Set down all of the data exactly as it appears.

>> start Material to process

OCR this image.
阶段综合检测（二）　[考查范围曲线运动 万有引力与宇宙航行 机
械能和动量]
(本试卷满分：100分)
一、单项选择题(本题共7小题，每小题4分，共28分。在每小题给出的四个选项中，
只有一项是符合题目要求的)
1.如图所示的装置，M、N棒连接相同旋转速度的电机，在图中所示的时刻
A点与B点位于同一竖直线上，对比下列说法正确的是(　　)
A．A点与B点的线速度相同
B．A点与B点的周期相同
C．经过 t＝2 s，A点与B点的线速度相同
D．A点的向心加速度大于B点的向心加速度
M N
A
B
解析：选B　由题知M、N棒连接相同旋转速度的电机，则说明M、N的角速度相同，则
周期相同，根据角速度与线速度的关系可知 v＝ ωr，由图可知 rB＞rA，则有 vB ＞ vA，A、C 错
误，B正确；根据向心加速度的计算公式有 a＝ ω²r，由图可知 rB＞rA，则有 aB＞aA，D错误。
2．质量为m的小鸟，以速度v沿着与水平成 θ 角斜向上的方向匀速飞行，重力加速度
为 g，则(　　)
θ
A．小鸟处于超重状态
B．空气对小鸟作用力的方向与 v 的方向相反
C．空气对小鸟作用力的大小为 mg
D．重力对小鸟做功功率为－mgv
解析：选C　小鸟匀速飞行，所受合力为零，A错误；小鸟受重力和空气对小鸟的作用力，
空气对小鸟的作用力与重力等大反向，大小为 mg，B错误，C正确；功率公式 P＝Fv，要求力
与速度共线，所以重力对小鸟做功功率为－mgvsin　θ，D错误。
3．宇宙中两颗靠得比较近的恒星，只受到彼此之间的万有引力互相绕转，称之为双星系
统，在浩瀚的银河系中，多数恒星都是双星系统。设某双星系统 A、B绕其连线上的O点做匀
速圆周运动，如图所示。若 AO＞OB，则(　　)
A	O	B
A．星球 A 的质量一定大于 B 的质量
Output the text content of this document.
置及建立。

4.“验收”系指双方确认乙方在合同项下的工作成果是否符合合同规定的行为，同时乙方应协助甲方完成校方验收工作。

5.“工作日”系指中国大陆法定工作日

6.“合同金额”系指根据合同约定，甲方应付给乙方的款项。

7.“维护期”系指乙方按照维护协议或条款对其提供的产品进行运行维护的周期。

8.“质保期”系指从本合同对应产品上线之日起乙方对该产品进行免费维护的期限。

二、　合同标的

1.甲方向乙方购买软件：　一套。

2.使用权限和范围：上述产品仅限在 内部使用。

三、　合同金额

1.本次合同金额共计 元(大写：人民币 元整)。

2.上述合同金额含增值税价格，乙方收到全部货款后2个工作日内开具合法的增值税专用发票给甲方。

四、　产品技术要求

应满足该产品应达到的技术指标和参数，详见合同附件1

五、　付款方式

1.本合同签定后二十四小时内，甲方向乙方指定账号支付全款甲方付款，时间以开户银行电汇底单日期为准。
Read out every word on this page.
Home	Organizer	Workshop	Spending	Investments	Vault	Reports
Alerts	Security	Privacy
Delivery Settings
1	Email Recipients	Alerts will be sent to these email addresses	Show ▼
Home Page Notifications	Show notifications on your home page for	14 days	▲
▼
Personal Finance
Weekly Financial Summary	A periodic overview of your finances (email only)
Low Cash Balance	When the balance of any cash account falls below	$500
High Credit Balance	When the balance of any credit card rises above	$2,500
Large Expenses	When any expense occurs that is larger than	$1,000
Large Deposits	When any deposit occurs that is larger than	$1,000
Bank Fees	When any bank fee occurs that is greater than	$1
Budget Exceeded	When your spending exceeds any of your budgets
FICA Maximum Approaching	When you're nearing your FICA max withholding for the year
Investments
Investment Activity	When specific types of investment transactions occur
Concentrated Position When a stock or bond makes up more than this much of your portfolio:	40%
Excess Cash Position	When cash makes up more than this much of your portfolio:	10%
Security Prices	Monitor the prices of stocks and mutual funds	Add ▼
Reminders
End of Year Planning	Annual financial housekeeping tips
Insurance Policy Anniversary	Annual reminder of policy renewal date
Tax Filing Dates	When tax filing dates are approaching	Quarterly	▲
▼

>> end Material to process

* Task result
OCR this image.
阶段综合检测（二）　[考查范围曲线运动 万有引力与宇宙航行 机
械能和动量]
(本试卷满分：100分)
一、单项选择题(本题共7小题，每小题4分，共28分。在每小题给出的四个选项中，
只有一项是符合题目要求的)
1.如图所示的装置，M、N棒连接相同旋转速度的电机，在图中所示的时刻
A点与B点位于同一竖直线上，对比下列说法正确的是(　　)
A．A点与B点的线速度相同
B．A点与B点的周期相同
C．经过 t＝2 s，A点与B点的线速度相同
D．A点的向心加速度大于B点的向心加速度
M N
A
B
解析：选B　由题知M、N棒连接相同旋转速度的电机，则说明M、N的角速度相同，则
周期相同，根据角速度与线速度的关系可知 v＝ ωr，由图可知 rB＞rA，则有 vB ＞ vA，A、C 错
误，B正确；根据向心加速度的计算公式有 a＝ ω²r，由图可知 rB＞rA，则有 aB＞aA，D错误。
2．质量为m的小鸟，以速度v沿着与水平成 θ 角斜向上的方向匀速飞行，重力加速度
为 g，则(　　)
θ
A．小鸟处于超重状态
B．空气对小鸟作用力的方向与 v 的方向相反
C．空气对小鸟作用力的大小为 mg
D．重力对小鸟做功功率为－mgv
解析：选C　小鸟匀速飞行，所受合力为零，A错误；小鸟受重力和空气对小鸟的作用力，
空气对小鸟的作用力与重力等大反向，大小为 mg，B错误，C正确；功率公式 P＝Fv，要求力
与速度共线，所以重力对小鸟做功功率为－mgvsin　θ，D错误。
3．宇宙中两颗靠得比较近的恒星，只受到彼此之间的万有引力互相绕转，称之为双星系
统，在浩瀚的银河系中，多数恒星都是双星系统。设某双星系统 A、B绕其连线上的O点做匀
速圆周运动，如图所示。若 AO＞OB，则(　　)
A	O	B
A．星球 A 的质量一定大于 B 的质量
Output the text content of this document.
置及建立。

4.“验收”系指双方确认乙方在合同项下的工作成果是否符合合同规定的行为，同时乙方应协助甲方完成校方验收工作。

5.“工作日”系指中国大陆法定工作日

6.“合同金额”系指根据合同约定，甲方应付给乙方的款项。

7.“维护期”系指乙方按照维护协议或条款对其提供的产品进行运行维护的周期。

8.“质保期”系指从本合同对应产品上线之日起乙方对该产品进行免费维护的期限。

二、　合同标的

1.甲方向乙方购买软件：　一套。

2.使用权限和范围：上述产品仅限在 内部使用。

三、　合同金额

1.本次合同金额共计 元(大写：人民币 元整)。

2.上述合同金额含增值税价格，乙方收到全部货款后2个工作日内开具合法的增值税专用发票给甲方。

四、　产品技术要求

应满足该产品应达到的技术指标和参数，详见合同附件1

五、　付款方式

1.本合同签定后二十四小时内，甲方向乙方指定账号支付全款甲方付款，时间以开户银行电汇底单日期为准。
Read out every word on this page.
Home	Organizer	Workshop	Spending	Investments	Vault	Reports
Alerts	Security	Privacy
Delivery Settings
1	Email Recipients	Alerts will be sent to these email addresses	Show ▼
Home Page Notifications	Show notifications on your home page for	14 days	▲
▼
Personal Finance
Weekly Financial Summary	A periodic overview of your finances (email only)
Low Cash Balance	When the balance of any cash account falls below	$500
High Credit Balance	When the balance of any credit card rises above	$2,500
Large Expenses	When any expense occurs that is larger than	$1,000
Large Deposits	When any deposit occurs that is larger than	$1,000
Bank Fees	When any bank fee occurs that is greater than	$1
Budget Exceeded	When your spending exceeds any of your budgets
FICA Maximum Approaching	When you're nearing your FICA max withholding for the year
Investments
Investment Activity	When specific types of investment transactions occur
Concentrated Position When a stock or bond makes up more than this much of your portfolio:	40%
Excess Cash Position	When cash makes up more than this much of your portfolio:	10%
Security Prices	Monitor the prices of stocks and mutual funds	Add ▼
Reminders
End of Year Planning	Annual financial housekeeping tips
Insurance Policy Anniversary	Annual reminder of policy renewal date
Tax Filing Dates	When tax filing dates are approaching	Quarterly	▲
▼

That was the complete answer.